DATASET EXCERPTS »
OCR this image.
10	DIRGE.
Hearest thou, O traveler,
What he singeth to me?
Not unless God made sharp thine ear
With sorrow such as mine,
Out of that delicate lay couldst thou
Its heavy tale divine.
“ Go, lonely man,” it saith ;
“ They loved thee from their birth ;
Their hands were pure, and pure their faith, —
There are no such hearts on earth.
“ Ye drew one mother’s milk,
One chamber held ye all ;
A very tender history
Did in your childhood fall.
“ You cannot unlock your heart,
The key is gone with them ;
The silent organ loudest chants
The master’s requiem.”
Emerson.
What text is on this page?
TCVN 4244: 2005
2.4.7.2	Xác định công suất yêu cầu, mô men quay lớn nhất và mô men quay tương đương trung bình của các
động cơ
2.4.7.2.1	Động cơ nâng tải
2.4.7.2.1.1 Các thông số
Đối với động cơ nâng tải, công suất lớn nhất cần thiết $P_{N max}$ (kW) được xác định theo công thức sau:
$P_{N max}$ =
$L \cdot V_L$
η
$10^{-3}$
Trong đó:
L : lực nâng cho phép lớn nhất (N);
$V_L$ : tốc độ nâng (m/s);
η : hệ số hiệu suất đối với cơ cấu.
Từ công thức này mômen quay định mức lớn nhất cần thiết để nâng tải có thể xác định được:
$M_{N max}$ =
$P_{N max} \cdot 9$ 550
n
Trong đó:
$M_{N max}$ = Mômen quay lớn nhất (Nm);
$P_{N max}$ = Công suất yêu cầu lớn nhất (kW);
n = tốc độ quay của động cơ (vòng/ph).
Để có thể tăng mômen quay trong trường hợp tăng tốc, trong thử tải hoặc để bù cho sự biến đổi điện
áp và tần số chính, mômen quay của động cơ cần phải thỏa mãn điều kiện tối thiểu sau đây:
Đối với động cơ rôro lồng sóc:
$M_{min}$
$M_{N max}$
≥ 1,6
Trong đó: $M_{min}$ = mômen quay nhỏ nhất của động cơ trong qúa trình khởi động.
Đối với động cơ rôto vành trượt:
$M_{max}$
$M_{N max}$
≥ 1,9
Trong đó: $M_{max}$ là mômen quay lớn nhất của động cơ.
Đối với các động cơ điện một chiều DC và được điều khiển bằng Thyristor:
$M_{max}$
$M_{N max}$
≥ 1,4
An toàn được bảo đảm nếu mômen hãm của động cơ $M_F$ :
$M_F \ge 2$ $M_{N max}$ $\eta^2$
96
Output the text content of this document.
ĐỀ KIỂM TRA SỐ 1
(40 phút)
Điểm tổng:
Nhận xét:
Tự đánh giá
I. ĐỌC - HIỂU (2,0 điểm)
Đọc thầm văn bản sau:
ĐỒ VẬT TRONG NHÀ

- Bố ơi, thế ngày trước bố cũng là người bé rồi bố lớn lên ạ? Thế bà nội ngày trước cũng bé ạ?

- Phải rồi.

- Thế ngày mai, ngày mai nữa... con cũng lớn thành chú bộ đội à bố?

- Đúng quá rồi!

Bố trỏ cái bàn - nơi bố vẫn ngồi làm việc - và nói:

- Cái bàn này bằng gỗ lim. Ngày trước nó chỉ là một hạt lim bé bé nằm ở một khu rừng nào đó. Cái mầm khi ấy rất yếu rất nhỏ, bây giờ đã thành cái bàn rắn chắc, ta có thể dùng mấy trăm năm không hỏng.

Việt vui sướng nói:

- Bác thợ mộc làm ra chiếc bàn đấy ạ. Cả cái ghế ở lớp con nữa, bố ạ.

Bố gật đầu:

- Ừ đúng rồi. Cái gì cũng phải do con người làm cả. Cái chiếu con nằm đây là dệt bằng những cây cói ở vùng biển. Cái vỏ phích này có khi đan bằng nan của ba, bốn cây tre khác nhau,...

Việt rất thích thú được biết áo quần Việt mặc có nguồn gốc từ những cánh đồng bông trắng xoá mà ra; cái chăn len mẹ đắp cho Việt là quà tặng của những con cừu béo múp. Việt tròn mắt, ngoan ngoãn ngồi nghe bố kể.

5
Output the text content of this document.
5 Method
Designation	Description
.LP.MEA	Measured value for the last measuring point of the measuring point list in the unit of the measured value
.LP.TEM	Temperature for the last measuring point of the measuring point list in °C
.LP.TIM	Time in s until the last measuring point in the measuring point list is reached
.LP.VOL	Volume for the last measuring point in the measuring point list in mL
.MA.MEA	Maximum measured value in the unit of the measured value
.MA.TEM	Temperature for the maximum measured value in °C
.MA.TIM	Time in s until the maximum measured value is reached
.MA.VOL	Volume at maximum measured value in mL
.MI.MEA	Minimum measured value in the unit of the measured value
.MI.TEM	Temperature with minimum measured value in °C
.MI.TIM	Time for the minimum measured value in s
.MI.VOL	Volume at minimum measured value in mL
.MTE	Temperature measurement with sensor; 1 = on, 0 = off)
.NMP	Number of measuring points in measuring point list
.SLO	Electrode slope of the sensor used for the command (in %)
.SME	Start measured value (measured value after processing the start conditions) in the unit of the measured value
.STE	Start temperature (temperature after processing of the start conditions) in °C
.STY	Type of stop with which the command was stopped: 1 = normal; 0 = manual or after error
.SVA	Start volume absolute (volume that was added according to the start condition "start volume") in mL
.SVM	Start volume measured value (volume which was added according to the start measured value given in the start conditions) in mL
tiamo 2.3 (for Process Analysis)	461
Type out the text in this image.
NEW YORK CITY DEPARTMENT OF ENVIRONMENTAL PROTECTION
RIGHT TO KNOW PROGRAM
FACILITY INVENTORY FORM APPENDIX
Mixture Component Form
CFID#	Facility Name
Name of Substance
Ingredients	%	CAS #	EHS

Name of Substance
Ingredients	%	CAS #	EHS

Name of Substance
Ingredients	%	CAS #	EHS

GIVEN PROBLEM » Copy the material above verbatim.

ANSWER IN FULL »
OCR this image.
10	DIRGE.
Hearest thou, O traveler,
What he singeth to me?
Not unless God made sharp thine ear
With sorrow such as mine,
Out of that delicate lay couldst thou
Its heavy tale divine.
“ Go, lonely man,” it saith ;
“ They loved thee from their birth ;
Their hands were pure, and pure their faith, —
There are no such hearts on earth.
“ Ye drew one mother’s milk,
One chamber held ye all ;
A very tender history
Did in your childhood fall.
“ You cannot unlock your heart,
The key is gone with them ;
The silent organ loudest chants
The master’s requiem.”
Emerson.
What text is on this page?
TCVN 4244: 2005
2.4.7.2	Xác định công suất yêu cầu, mô men quay lớn nhất và mô men quay tương đương trung bình của các
động cơ
2.4.7.2.1	Động cơ nâng tải
2.4.7.2.1.1 Các thông số
Đối với động cơ nâng tải, công suất lớn nhất cần thiết $P_{N max}$ (kW) được xác định theo công thức sau:
$P_{N max}$ =
$L \cdot V_L$
η
$10^{-3}$
Trong đó:
L : lực nâng cho phép lớn nhất (N);
$V_L$ : tốc độ nâng (m/s);
η : hệ số hiệu suất đối với cơ cấu.
Từ công thức này mômen quay định mức lớn nhất cần thiết để nâng tải có thể xác định được:
$M_{N max}$ =
$P_{N max} \cdot 9$ 550
n
Trong đó:
$M_{N max}$ = Mômen quay lớn nhất (Nm);
$P_{N max}$ = Công suất yêu cầu lớn nhất (kW);
n = tốc độ quay của động cơ (vòng/ph).
Để có thể tăng mômen quay trong trường hợp tăng tốc, trong thử tải hoặc để bù cho sự biến đổi điện
áp và tần số chính, mômen quay của động cơ cần phải thỏa mãn điều kiện tối thiểu sau đây:
Đối với động cơ rôro lồng sóc:
$M_{min}$
$M_{N max}$
≥ 1,6
Trong đó: $M_{min}$ = mômen quay nhỏ nhất của động cơ trong qúa trình khởi động.
Đối với động cơ rôto vành trượt:
$M_{max}$
$M_{N max}$
≥ 1,9
Trong đó: $M_{max}$ là mômen quay lớn nhất của động cơ.
Đối với các động cơ điện một chiều DC và được điều khiển bằng Thyristor:
$M_{max}$
$M_{N max}$
≥ 1,4
An toàn được bảo đảm nếu mômen hãm của động cơ $M_F$ :
$M_F \ge 2$ $M_{N max}$ $\eta^2$
96
Output the text content of this document.
ĐỀ KIỂM TRA SỐ 1
(40 phút)
Điểm tổng:
Nhận xét:
Tự đánh giá
I. ĐỌC - HIỂU (2,0 điểm)
Đọc thầm văn bản sau:
ĐỒ VẬT TRONG NHÀ

- Bố ơi, thế ngày trước bố cũng là người bé rồi bố lớn lên ạ? Thế bà nội ngày trước cũng bé ạ?

- Phải rồi.

- Thế ngày mai, ngày mai nữa... con cũng lớn thành chú bộ đội à bố?

- Đúng quá rồi!

Bố trỏ cái bàn - nơi bố vẫn ngồi làm việc - và nói:

- Cái bàn này bằng gỗ lim. Ngày trước nó chỉ là một hạt lim bé bé nằm ở một khu rừng nào đó. Cái mầm khi ấy rất yếu rất nhỏ, bây giờ đã thành cái bàn rắn chắc, ta có thể dùng mấy trăm năm không hỏng.

Việt vui sướng nói:

- Bác thợ mộc làm ra chiếc bàn đấy ạ. Cả cái ghế ở lớp con nữa, bố ạ.

Bố gật đầu:

- Ừ đúng rồi. Cái gì cũng phải do con người làm cả. Cái chiếu con nằm đây là dệt bằng những cây cói ở vùng biển. Cái vỏ phích này có khi đan bằng nan của ba, bốn cây tre khác nhau,...

Việt rất thích thú được biết áo quần Việt mặc có nguồn gốc từ những cánh đồng bông trắng xoá mà ra; cái chăn len mẹ đắp cho Việt là quà tặng của những con cừu béo múp. Việt tròn mắt, ngoan ngoãn ngồi nghe bố kể.

5
Output the text content of this document.
5 Method
Designation	Description
.LP.MEA	Measured value for the last measuring point of the measuring point list in the unit of the measured value
.LP.TEM	Temperature for the last measuring point of the measuring point list in °C
.LP.TIM	Time in s until the last measuring point in the measuring point list is reached
.LP.VOL	Volume for the last measuring point in the measuring point list in mL
.MA.MEA	Maximum measured value in the unit of the measured value
.MA.TEM	Temperature for the maximum measured value in °C
.MA.TIM	Time in s until the maximum measured value is reached
.MA.VOL	Volume at maximum measured value in mL
.MI.MEA	Minimum measured value in the unit of the measured value
.MI.TEM	Temperature with minimum measured value in °C
.MI.TIM	Time for the minimum measured value in s
.MI.VOL	Volume at minimum measured value in mL
.MTE	Temperature measurement with sensor; 1 = on, 0 = off)
.NMP	Number of measuring points in measuring point list
.SLO	Electrode slope of the sensor used for the command (in %)
.SME	Start measured value (measured value after processing the start conditions) in the unit of the measured value
.STE	Start temperature (temperature after processing of the start conditions) in °C
.STY	Type of stop with which the command was stopped: 1 = normal; 0 = manual or after error
.SVA	Start volume absolute (volume that was added according to the start condition "start volume") in mL
.SVM	Start volume measured value (volume which was added according to the start measured value given in the start conditions) in mL
tiamo 2.3 (for Process Analysis)	461
Type out the text in this image.
NEW YORK CITY DEPARTMENT OF ENVIRONMENTAL PROTECTION
RIGHT TO KNOW PROGRAM
FACILITY INVENTORY FORM APPENDIX
Mixture Component Form
CFID#	Facility Name
Name of Substance
Ingredients	%	CAS #	EHS

Name of Substance
Ingredients	%	CAS #	EHS

Name of Substance
Ingredients	%	CAS #	EHS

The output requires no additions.